__The task__: Below are some entries. Copy each line that holds the string "label".
-- start of Available records --
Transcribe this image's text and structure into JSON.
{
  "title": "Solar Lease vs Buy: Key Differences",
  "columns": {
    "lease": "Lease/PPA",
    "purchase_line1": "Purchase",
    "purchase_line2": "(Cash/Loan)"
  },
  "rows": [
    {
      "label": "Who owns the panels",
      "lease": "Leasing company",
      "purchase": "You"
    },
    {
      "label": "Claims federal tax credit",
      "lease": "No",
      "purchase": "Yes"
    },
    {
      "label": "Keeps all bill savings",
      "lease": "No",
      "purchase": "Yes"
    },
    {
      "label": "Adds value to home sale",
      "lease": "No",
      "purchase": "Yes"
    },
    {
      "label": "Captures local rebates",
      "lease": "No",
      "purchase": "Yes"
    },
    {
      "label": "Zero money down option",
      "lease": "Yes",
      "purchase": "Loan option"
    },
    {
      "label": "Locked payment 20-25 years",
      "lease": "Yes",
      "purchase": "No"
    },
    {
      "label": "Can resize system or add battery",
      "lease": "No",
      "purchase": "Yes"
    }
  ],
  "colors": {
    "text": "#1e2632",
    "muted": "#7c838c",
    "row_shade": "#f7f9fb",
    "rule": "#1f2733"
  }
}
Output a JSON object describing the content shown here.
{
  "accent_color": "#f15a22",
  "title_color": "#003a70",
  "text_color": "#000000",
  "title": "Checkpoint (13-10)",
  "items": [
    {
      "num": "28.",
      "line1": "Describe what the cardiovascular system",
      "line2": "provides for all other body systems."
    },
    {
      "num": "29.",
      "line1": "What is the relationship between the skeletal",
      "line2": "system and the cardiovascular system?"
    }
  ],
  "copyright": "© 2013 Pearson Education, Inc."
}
-- end of Available records --
__Problem solution__:
      "label": "Who owns the panels",
      "label": "Claims federal tax credit",
      "label": "Keeps all bill savings",
      "label": "Adds value to home sale",
      "label": "Captures local rebates",
      "label": "Zero money down option",
      "label": "Locked payment 20-25 years",
      "label": "Can resize system or add battery",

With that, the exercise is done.